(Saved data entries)
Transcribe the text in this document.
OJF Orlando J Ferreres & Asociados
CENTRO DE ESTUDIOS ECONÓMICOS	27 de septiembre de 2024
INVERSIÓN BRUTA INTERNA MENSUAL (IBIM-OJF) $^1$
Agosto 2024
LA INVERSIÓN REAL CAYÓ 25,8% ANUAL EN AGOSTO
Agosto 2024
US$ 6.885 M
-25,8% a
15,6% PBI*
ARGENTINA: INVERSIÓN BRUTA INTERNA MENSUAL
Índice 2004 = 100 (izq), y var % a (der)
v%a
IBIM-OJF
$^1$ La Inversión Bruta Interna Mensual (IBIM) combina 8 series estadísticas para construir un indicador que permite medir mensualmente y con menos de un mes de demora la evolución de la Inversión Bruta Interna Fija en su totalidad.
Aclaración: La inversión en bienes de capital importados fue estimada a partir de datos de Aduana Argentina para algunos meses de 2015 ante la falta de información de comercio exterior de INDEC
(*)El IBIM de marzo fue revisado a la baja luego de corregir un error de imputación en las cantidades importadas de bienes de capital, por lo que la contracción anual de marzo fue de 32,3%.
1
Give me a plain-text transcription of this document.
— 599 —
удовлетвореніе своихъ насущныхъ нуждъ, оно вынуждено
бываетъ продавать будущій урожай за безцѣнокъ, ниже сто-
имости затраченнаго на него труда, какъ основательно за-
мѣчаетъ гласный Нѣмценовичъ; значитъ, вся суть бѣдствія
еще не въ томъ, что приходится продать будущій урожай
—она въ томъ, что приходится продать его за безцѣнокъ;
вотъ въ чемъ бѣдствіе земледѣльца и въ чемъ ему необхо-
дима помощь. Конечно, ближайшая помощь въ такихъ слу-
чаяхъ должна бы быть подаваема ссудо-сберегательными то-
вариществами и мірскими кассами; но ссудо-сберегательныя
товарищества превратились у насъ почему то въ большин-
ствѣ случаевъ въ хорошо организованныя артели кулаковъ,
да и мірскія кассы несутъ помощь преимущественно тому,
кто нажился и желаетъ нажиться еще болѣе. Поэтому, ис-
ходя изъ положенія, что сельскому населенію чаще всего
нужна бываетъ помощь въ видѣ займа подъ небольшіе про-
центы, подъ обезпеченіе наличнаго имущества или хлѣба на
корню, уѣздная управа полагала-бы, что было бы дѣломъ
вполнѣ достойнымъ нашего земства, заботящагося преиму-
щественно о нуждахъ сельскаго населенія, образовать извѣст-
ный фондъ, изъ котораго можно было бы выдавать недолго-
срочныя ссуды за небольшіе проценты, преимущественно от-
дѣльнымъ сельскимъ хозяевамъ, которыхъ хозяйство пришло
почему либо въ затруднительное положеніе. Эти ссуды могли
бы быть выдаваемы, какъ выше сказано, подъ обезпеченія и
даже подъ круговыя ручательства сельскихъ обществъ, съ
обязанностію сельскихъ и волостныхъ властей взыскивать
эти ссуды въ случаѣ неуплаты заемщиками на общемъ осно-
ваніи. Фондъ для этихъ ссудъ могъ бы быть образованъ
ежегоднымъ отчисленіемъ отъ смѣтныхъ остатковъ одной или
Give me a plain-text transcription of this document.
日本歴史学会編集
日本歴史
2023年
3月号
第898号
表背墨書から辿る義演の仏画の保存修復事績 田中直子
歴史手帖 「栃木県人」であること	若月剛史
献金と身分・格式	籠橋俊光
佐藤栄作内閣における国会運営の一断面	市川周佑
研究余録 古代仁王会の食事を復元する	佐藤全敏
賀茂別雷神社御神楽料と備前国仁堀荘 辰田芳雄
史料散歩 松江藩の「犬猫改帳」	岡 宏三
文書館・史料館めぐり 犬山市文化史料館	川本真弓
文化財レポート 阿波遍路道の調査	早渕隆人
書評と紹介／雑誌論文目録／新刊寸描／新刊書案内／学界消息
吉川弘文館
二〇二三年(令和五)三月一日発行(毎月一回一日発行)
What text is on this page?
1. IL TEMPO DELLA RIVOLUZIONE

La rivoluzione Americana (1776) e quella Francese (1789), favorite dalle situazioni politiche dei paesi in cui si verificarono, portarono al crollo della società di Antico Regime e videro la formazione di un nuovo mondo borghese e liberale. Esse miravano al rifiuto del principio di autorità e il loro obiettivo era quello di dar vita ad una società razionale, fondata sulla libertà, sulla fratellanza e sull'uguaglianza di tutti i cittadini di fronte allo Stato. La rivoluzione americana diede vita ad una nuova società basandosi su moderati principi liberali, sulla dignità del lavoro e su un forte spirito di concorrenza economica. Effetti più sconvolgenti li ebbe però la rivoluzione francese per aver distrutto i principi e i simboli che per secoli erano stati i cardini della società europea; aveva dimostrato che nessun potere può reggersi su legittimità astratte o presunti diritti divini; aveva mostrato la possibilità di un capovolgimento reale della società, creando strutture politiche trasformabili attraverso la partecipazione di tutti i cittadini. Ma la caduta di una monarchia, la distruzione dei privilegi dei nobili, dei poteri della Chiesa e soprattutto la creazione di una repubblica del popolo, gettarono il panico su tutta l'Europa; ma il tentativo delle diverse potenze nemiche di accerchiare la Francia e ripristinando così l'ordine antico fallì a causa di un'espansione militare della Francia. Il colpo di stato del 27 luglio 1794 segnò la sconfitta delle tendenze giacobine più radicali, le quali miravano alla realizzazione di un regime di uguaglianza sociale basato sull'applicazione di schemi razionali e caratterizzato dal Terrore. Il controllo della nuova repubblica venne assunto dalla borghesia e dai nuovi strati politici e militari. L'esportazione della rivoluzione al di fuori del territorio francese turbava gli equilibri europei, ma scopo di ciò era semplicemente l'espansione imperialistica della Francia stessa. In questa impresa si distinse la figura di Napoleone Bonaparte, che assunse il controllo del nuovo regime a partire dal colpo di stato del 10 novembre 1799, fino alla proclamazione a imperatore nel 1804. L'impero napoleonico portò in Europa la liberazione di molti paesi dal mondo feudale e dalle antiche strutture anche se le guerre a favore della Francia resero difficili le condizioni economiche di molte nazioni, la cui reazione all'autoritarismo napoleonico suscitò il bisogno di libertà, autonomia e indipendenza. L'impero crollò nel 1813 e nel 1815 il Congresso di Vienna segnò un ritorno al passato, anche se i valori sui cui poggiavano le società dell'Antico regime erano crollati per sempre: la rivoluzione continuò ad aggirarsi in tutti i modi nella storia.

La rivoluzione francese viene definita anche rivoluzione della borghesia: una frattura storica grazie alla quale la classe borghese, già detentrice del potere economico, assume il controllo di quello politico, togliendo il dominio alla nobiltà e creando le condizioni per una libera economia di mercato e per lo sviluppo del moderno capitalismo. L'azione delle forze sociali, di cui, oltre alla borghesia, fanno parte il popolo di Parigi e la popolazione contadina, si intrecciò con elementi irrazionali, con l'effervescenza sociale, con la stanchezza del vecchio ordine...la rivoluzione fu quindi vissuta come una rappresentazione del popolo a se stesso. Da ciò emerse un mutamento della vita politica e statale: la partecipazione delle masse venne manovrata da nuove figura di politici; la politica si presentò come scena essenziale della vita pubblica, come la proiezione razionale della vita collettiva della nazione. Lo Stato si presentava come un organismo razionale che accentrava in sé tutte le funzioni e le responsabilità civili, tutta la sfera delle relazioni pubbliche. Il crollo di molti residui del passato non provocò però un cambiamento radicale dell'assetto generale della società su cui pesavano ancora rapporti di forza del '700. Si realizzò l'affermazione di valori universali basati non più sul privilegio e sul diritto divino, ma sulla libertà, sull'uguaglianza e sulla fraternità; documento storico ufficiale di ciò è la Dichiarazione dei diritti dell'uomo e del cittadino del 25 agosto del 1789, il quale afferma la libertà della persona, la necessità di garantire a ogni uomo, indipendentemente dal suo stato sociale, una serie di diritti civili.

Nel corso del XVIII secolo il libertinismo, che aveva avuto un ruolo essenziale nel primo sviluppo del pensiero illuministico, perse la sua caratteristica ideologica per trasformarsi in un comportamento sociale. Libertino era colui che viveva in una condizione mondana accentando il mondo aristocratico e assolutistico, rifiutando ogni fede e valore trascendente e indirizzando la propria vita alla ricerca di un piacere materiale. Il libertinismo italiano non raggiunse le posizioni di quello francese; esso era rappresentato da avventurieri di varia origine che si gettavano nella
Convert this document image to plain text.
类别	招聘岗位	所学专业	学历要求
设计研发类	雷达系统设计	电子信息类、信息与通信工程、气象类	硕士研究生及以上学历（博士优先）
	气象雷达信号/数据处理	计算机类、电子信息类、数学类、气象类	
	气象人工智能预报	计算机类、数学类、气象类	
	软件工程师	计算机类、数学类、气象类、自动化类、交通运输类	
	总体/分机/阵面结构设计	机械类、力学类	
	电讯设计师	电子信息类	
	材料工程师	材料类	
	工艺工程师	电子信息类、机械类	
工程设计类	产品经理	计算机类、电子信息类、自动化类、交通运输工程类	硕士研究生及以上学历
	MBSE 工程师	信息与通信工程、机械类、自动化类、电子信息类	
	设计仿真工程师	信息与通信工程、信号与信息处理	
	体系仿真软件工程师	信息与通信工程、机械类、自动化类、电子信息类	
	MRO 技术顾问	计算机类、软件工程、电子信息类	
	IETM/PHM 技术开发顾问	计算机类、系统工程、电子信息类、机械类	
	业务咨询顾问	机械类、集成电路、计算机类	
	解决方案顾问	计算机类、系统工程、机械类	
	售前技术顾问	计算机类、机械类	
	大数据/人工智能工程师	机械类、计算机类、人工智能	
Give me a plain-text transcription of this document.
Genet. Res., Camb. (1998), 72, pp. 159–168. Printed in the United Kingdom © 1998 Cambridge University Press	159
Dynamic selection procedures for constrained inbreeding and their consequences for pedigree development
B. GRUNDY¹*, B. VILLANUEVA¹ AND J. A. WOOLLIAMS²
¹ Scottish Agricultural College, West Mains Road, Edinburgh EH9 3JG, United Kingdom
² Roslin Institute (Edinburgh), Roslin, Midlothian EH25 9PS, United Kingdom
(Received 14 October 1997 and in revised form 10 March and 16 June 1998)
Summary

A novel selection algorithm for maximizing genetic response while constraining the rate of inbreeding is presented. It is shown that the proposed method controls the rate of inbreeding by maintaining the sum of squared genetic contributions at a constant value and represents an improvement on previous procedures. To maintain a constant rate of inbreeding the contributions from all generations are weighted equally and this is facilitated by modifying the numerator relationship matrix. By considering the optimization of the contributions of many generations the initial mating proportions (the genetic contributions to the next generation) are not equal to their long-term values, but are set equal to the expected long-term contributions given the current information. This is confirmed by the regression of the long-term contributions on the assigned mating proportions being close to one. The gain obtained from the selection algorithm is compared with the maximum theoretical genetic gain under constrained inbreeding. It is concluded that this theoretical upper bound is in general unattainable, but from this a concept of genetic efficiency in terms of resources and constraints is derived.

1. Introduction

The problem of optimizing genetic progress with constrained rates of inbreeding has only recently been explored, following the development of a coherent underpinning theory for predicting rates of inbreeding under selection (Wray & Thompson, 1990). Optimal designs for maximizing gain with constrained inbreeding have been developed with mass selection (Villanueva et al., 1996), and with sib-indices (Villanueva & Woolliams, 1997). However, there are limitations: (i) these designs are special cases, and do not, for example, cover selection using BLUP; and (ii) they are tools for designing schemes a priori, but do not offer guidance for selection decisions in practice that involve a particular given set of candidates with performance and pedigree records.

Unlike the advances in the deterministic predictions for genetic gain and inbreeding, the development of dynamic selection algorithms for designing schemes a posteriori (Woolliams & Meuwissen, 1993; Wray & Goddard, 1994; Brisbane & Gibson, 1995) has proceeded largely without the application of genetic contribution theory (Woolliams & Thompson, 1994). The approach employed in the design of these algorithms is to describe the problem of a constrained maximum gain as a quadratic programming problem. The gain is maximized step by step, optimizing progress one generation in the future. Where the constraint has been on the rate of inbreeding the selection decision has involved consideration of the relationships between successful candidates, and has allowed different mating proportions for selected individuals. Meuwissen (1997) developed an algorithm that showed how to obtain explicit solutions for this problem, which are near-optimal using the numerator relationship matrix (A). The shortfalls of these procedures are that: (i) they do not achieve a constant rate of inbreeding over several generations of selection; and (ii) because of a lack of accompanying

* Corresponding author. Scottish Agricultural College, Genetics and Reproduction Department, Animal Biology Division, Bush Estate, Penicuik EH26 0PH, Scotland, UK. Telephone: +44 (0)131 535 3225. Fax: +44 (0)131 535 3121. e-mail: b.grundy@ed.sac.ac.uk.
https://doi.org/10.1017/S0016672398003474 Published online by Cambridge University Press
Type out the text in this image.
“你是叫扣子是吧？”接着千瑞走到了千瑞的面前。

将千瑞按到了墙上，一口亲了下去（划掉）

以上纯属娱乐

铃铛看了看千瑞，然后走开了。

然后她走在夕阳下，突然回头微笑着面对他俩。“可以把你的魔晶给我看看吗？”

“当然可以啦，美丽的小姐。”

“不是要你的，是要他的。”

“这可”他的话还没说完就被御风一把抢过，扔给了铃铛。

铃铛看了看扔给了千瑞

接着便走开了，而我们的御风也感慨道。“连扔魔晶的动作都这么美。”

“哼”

Written instruction >> Beginning at the line that holds "Type out the text in this image.", write out word for word each line through the end of the records.

Task result >>
Type out the text in this image.
“你是叫扣子是吧？”接着千瑞走到了千瑞的面前。

将千瑞按到了墙上，一口亲了下去（划掉）

以上纯属娱乐

铃铛看了看千瑞，然后走开了。

然后她走在夕阳下，突然回头微笑着面对他俩。“可以把你的魔晶给我看看吗？”

“当然可以啦，美丽的小姐。”

“不是要你的，是要他的。”

“这可”他的话还没说完就被御风一把抢过，扔给了铃铛。

铃铛看了看扔给了千瑞

接着便走开了，而我们的御风也感慨道。“连扔魔晶的动作都这么美。”

“哼”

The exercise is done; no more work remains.